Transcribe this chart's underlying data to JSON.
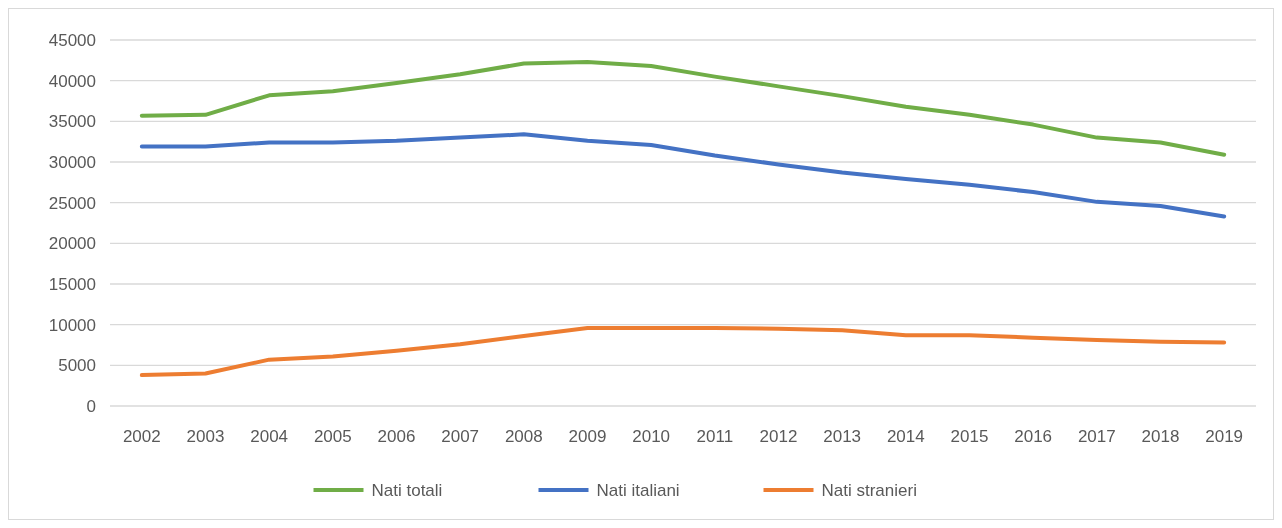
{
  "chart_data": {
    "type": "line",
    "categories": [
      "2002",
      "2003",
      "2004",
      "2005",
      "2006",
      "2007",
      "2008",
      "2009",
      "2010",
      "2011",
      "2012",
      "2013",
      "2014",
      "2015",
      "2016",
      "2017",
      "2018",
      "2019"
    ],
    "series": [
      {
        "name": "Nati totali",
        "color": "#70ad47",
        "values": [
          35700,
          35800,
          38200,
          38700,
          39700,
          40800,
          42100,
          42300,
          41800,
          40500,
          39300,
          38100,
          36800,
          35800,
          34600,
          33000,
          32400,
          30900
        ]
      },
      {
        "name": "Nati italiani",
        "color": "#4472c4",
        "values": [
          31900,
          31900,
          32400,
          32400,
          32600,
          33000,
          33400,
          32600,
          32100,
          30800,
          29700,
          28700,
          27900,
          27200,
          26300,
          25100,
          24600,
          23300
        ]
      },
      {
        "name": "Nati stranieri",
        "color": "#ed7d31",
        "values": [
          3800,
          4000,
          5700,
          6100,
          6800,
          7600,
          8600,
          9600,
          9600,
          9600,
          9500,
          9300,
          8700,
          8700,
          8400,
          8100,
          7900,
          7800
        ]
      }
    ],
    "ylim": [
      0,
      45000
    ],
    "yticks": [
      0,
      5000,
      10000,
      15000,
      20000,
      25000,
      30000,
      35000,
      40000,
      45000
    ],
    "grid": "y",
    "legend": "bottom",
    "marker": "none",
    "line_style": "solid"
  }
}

* * * * *

# [Prompt]
Your task is to list each line of the records with the word "color".

# [Completed task]
        "color": "#70ad47",
        "color": "#4472c4",
        "color": "#ed7d31",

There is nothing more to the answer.